**WHAT YOU WILL DO**
Without including any images, repeat the data exactly.
* BEGIN DATASET EXTRACT *
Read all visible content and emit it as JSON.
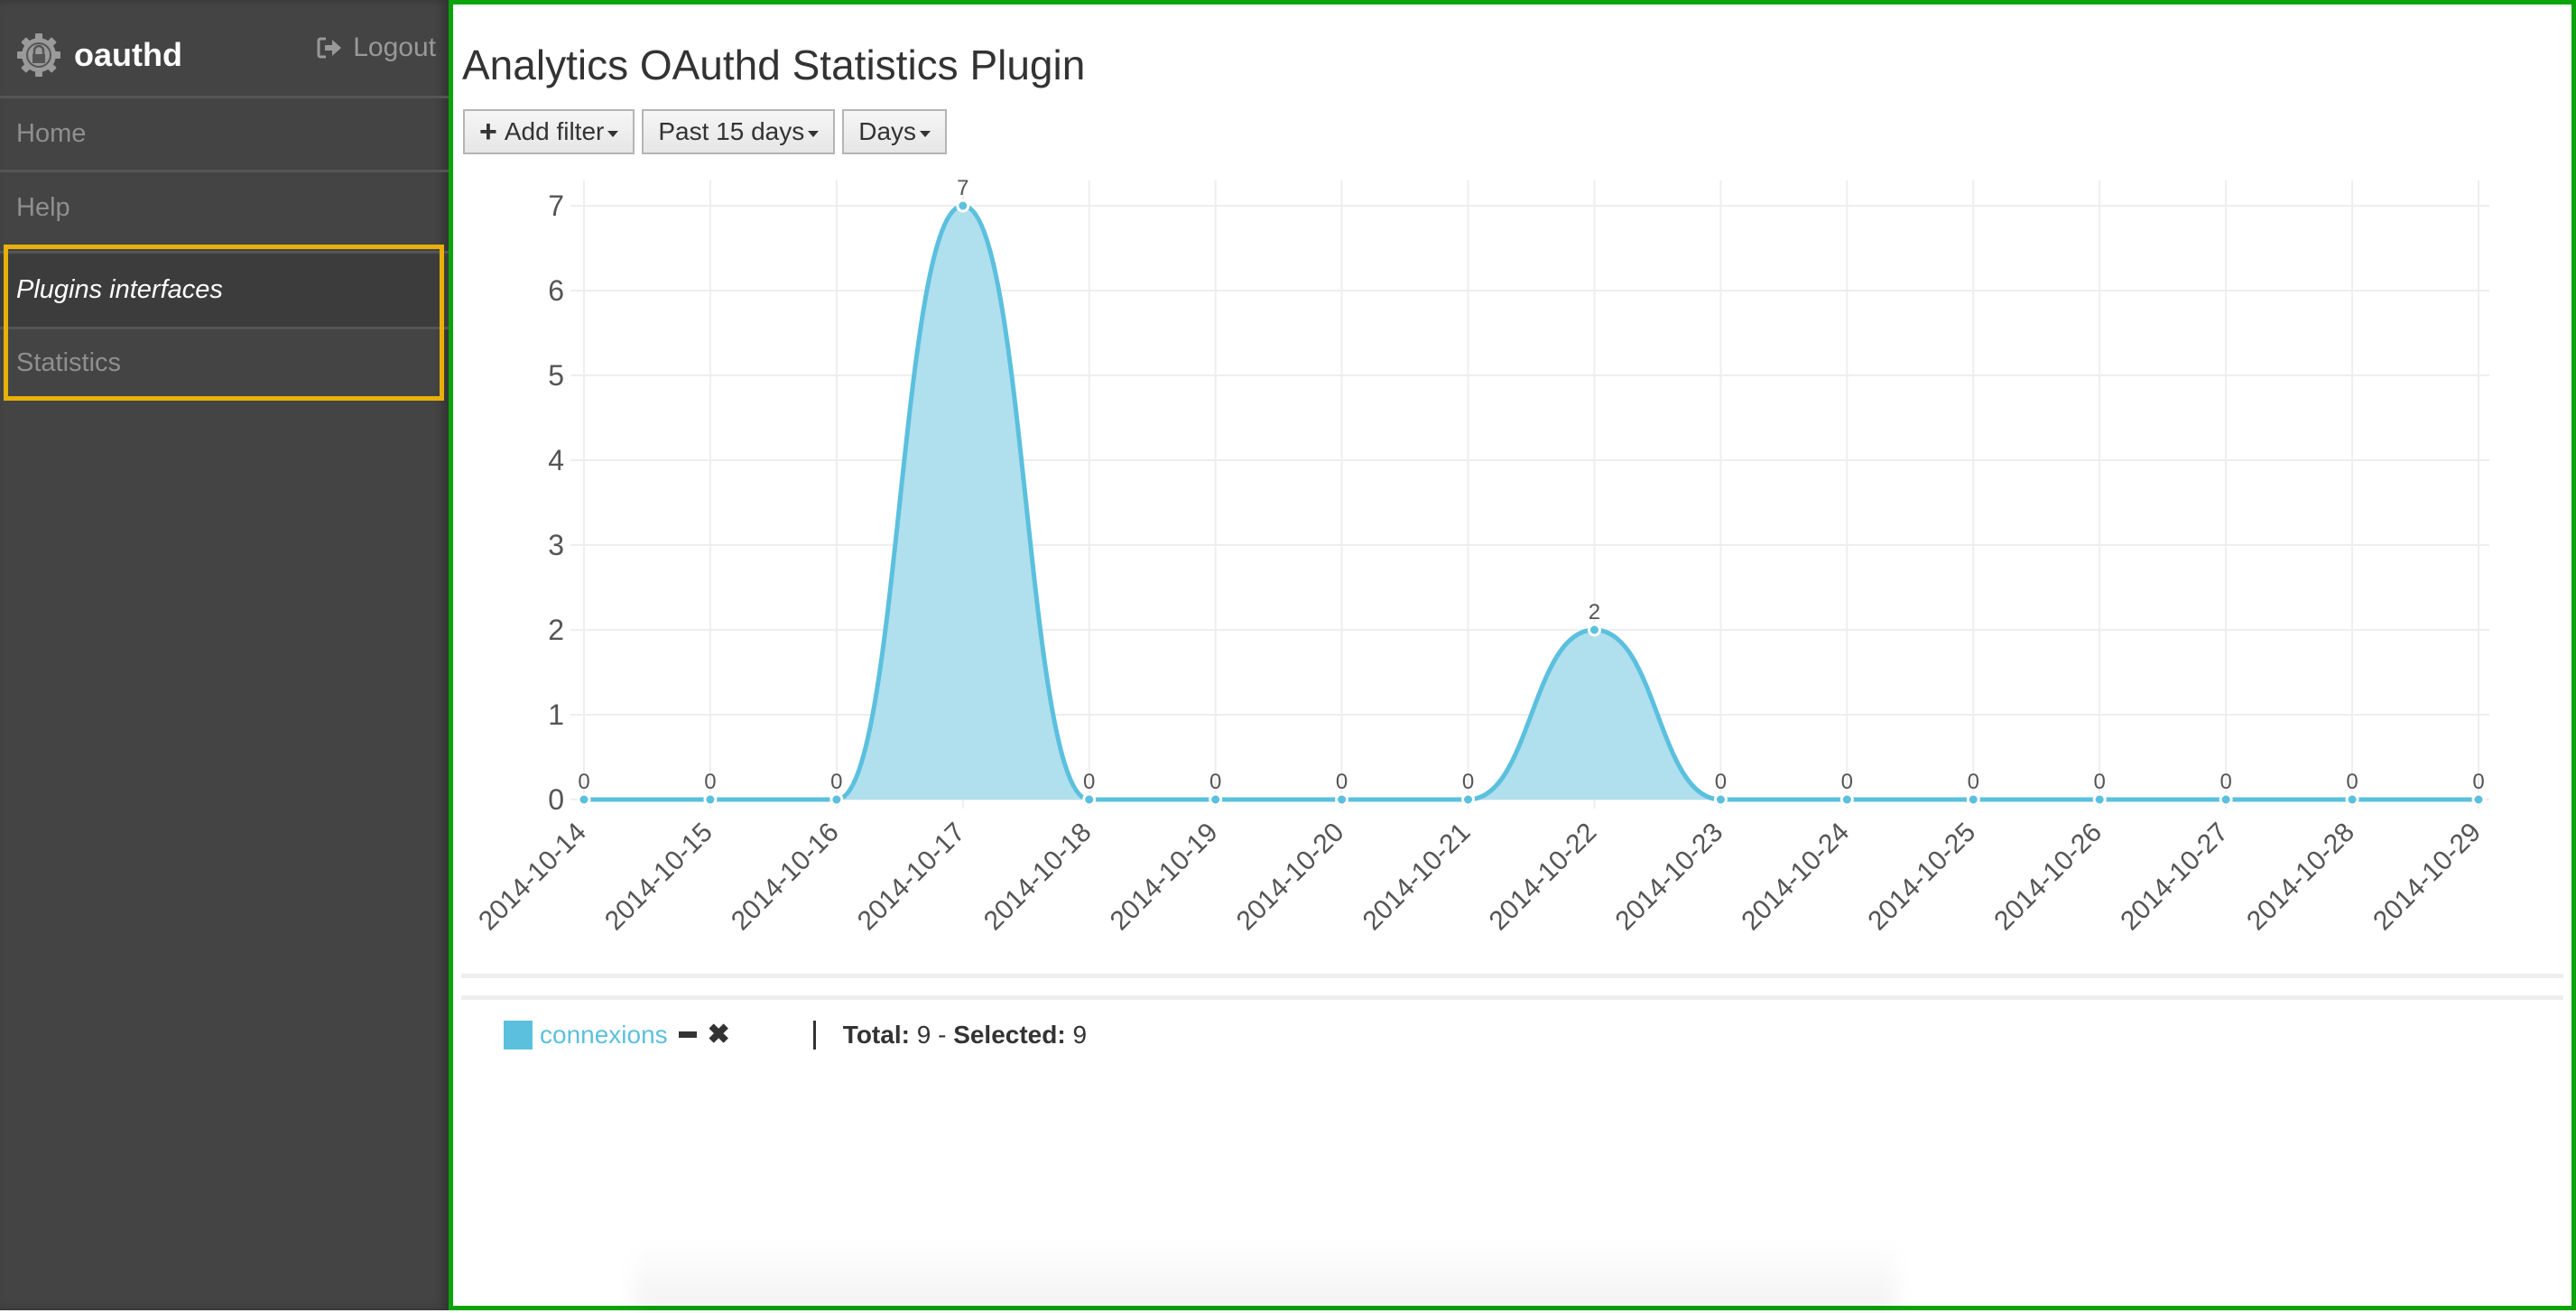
{
  "sidebar": {
    "brand": "oauthd",
    "logout": "Logout",
    "items": [
      {
        "label": "Home"
      },
      {
        "label": "Help"
      },
      {
        "label": "Plugins interfaces"
      },
      {
        "label": "Statistics"
      }
    ]
  },
  "main": {
    "title": "Analytics OAuthd Statistics Plugin",
    "toolbar": {
      "add_filter": "Add filter",
      "range": "Past 15 days",
      "granularity": "Days"
    },
    "legend": {
      "series_label": "connexions",
      "total_label": "Total:",
      "total_value": "9",
      "separator": " - ",
      "selected_label": "Selected:",
      "selected_value": "9"
    }
  },
  "colors": {
    "series": "#5bc0de",
    "sidebar_bg": "#444444",
    "highlight": "#e8b10a",
    "main_border": "#0aa40a"
  },
  "chart_data": {
    "type": "area",
    "title": "",
    "xlabel": "",
    "ylabel": "",
    "x": [
      "2014-10-14",
      "2014-10-15",
      "2014-10-16",
      "2014-10-17",
      "2014-10-18",
      "2014-10-19",
      "2014-10-20",
      "2014-10-21",
      "2014-10-22",
      "2014-10-23",
      "2014-10-24",
      "2014-10-25",
      "2014-10-26",
      "2014-10-27",
      "2014-10-28",
      "2014-10-29"
    ],
    "series": [
      {
        "name": "connexions",
        "values": [
          0,
          0,
          0,
          7,
          0,
          0,
          0,
          0,
          2,
          0,
          0,
          0,
          0,
          0,
          0,
          0
        ]
      }
    ],
    "ylim": [
      0,
      7
    ],
    "yticks": [
      0,
      1,
      2,
      3,
      4,
      5,
      6,
      7
    ],
    "grid": true,
    "data_labels": true,
    "legend": "bottom-left"
  }
}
* END DATASET EXTRACT *
**ANSWER TO THE PROBLEM**
Read all visible content and emit it as JSON.
{
  "sidebar": {
    "brand": "oauthd",
    "logout": "Logout",
    "items": [
      {
        "label": "Home"
      },
      {
        "label": "Help"
      },
      {
        "label": "Plugins interfaces"
      },
      {
        "label": "Statistics"
      }
    ]
  },
  "main": {
    "title": "Analytics OAuthd Statistics Plugin",
    "toolbar": {
      "add_filter": "Add filter",
      "range": "Past 15 days",
      "granularity": "Days"
    },
    "legend": {
      "series_label": "connexions",
      "total_label": "Total:",
      "total_value": "9",
      "separator": " - ",
      "selected_label": "Selected:",
      "selected_value": "9"
    }
  },
  "colors": {
    "series": "#5bc0de",
    "sidebar_bg": "#444444",
    "highlight": "#e8b10a",
    "main_border": "#0aa40a"
  },
  "chart_data": {
    "type": "area",
    "title": "",
    "xlabel": "",
    "ylabel": "",
    "x": [
      "2014-10-14",
      "2014-10-15",
      "2014-10-16",
      "2014-10-17",
      "2014-10-18",
      "2014-10-19",
      "2014-10-20",
      "2014-10-21",
      "2014-10-22",
      "2014-10-23",
      "2014-10-24",
      "2014-10-25",
      "2014-10-26",
      "2014-10-27",
      "2014-10-28",
      "2014-10-29"
    ],
    "series": [
      {
        "name": "connexions",
        "values": [
          0,
          0,
          0,
          7,
          0,
          0,
          0,
          0,
          2,
          0,
          0,
          0,
          0,
          0,
          0,
          0
        ]
      }
    ],
    "ylim": [
      0,
      7
    ],
    "yticks": [
      0,
      1,
      2,
      3,
      4,
      5,
      6,
      7
    ],
    "grid": true,
    "data_labels": true,
    "legend": "bottom-left"
  }
}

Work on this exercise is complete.